_Challenge_. Will you quote all of the entries, word for word?

_Listed entries_.
--- Start ---

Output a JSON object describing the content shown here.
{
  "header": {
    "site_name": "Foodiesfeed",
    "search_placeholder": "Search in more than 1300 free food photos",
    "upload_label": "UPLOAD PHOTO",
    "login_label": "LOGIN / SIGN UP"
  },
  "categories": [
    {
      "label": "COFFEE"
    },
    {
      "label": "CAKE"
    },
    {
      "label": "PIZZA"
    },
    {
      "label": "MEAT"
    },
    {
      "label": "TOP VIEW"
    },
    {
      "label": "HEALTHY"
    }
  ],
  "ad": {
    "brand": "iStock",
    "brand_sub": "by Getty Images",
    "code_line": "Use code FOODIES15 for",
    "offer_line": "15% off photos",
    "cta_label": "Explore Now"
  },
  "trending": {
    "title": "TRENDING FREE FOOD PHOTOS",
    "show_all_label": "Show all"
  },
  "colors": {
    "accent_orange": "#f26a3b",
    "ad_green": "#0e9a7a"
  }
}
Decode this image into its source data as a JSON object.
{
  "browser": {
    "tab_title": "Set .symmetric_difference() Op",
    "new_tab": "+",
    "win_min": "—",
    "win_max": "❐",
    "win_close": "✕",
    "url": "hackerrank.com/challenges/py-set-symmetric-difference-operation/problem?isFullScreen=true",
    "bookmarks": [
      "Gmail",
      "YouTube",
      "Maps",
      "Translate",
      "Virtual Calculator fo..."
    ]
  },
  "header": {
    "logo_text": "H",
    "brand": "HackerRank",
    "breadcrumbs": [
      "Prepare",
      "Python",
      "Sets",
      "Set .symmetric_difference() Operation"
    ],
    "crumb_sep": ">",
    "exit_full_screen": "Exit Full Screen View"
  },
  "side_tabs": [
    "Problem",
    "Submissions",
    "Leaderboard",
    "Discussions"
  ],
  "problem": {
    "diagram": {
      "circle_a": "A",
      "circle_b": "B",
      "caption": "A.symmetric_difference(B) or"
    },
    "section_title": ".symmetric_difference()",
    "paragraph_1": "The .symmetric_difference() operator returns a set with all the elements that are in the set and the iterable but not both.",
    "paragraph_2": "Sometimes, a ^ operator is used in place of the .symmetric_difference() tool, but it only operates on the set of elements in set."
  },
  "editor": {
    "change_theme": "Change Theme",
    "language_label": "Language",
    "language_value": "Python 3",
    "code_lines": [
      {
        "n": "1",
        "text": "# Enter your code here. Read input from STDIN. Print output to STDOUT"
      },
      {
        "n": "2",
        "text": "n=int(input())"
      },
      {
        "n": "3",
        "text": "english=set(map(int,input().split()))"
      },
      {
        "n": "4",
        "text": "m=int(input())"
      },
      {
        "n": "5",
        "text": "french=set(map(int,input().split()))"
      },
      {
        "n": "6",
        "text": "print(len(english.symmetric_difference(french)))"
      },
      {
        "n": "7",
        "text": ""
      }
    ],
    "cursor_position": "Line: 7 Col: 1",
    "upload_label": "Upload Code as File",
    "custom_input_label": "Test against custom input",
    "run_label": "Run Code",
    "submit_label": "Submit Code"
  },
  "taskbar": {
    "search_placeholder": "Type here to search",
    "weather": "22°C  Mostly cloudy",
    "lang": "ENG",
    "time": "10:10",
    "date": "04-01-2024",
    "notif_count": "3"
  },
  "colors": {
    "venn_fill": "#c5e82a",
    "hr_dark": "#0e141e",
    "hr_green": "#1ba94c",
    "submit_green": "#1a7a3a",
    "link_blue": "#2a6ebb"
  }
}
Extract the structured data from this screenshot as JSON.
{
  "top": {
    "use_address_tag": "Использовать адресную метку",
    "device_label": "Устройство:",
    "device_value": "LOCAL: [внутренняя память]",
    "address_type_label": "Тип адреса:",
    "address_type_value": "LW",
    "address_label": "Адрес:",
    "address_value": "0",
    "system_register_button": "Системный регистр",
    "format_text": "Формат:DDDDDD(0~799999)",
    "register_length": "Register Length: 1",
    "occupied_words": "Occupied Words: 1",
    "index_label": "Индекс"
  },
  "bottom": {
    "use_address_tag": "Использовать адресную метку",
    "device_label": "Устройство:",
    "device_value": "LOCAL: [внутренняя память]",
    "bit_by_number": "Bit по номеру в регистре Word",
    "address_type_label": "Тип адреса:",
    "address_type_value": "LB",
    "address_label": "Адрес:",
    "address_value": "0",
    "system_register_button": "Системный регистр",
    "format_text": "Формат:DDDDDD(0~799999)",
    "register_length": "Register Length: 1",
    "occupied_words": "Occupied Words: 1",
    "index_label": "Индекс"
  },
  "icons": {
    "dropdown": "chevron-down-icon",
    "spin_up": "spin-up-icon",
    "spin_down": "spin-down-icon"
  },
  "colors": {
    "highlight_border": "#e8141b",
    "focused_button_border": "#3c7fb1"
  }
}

--- End ---

_Written reply_.
Output a JSON object describing the content shown here.
{
  "header": {
    "site_name": "Foodiesfeed",
    "search_placeholder": "Search in more than 1300 free food photos",
    "upload_label": "UPLOAD PHOTO",
    "login_label": "LOGIN / SIGN UP"
  },
  "categories": [
    {
      "label": "COFFEE"
    },
    {
      "label": "CAKE"
    },
    {
      "label": "PIZZA"
    },
    {
      "label": "MEAT"
    },
    {
      "label": "TOP VIEW"
    },
    {
      "label": "HEALTHY"
    }
  ],
  "ad": {
    "brand": "iStock",
    "brand_sub": "by Getty Images",
    "code_line": "Use code FOODIES15 for",
    "offer_line": "15% off photos",
    "cta_label": "Explore Now"
  },
  "trending": {
    "title": "TRENDING FREE FOOD PHOTOS",
    "show_all_label": "Show all"
  },
  "colors": {
    "accent_orange": "#f26a3b",
    "ad_green": "#0e9a7a"
  }
}
Decode this image into its source data as a JSON object.
{
  "browser": {
    "tab_title": "Set .symmetric_difference() Op",
    "new_tab": "+",
    "win_min": "—",
    "win_max": "❐",
    "win_close": "✕",
    "url": "hackerrank.com/challenges/py-set-symmetric-difference-operation/problem?isFullScreen=true",
    "bookmarks": [
      "Gmail",
      "YouTube",
      "Maps",
      "Translate",
      "Virtual Calculator fo..."
    ]
  },
  "header": {
    "logo_text": "H",
    "brand": "HackerRank",
    "breadcrumbs": [
      "Prepare",
      "Python",
      "Sets",
      "Set .symmetric_difference() Operation"
    ],
    "crumb_sep": ">",
    "exit_full_screen": "Exit Full Screen View"
  },
  "side_tabs": [
    "Problem",
    "Submissions",
    "Leaderboard",
    "Discussions"
  ],
  "problem": {
    "diagram": {
      "circle_a": "A",
      "circle_b": "B",
      "caption": "A.symmetric_difference(B) or"
    },
    "section_title": ".symmetric_difference()",
    "paragraph_1": "The .symmetric_difference() operator returns a set with all the elements that are in the set and the iterable but not both.",
    "paragraph_2": "Sometimes, a ^ operator is used in place of the .symmetric_difference() tool, but it only operates on the set of elements in set."
  },
  "editor": {
    "change_theme": "Change Theme",
    "language_label": "Language",
    "language_value": "Python 3",
    "code_lines": [
      {
        "n": "1",
        "text": "# Enter your code here. Read input from STDIN. Print output to STDOUT"
      },
      {
        "n": "2",
        "text": "n=int(input())"
      },
      {
        "n": "3",
        "text": "english=set(map(int,input().split()))"
      },
      {
        "n": "4",
        "text": "m=int(input())"
      },
      {
        "n": "5",
        "text": "french=set(map(int,input().split()))"
      },
      {
        "n": "6",
        "text": "print(len(english.symmetric_difference(french)))"
      },
      {
        "n": "7",
        "text": ""
      }
    ],
    "cursor_position": "Line: 7 Col: 1",
    "upload_label": "Upload Code as File",
    "custom_input_label": "Test against custom input",
    "run_label": "Run Code",
    "submit_label": "Submit Code"
  },
  "taskbar": {
    "search_placeholder": "Type here to search",
    "weather": "22°C  Mostly cloudy",
    "lang": "ENG",
    "time": "10:10",
    "date": "04-01-2024",
    "notif_count": "3"
  },
  "colors": {
    "venn_fill": "#c5e82a",
    "hr_dark": "#0e141e",
    "hr_green": "#1ba94c",
    "submit_green": "#1a7a3a",
    "link_blue": "#2a6ebb"
  }
}
Extract the structured data from this screenshot as JSON.
{
  "top": {
    "use_address_tag": "Использовать адресную метку",
    "device_label": "Устройство:",
    "device_value": "LOCAL: [внутренняя память]",
    "address_type_label": "Тип адреса:",
    "address_type_value": "LW",
    "address_label": "Адрес:",
    "address_value": "0",
    "system_register_button": "Системный регистр",
    "format_text": "Формат:DDDDDD(0~799999)",
    "register_length": "Register Length: 1",
    "occupied_words": "Occupied Words: 1",
    "index_label": "Индекс"
  },
  "bottom": {
    "use_address_tag": "Использовать адресную метку",
    "device_label": "Устройство:",
    "device_value": "LOCAL: [внутренняя память]",
    "bit_by_number": "Bit по номеру в регистре Word",
    "address_type_label": "Тип адреса:",
    "address_type_value": "LB",
    "address_label": "Адрес:",
    "address_value": "0",
    "system_register_button": "Системный регистр",
    "format_text": "Формат:DDDDDD(0~799999)",
    "register_length": "Register Length: 1",
    "occupied_words": "Occupied Words: 1",
    "index_label": "Индекс"
  },
  "icons": {
    "dropdown": "chevron-down-icon",
    "spin_up": "spin-up-icon",
    "spin_down": "spin-down-icon"
  },
  "colors": {
    "highlight_border": "#e8141b",
    "focused_button_border": "#3c7fb1"
  }
}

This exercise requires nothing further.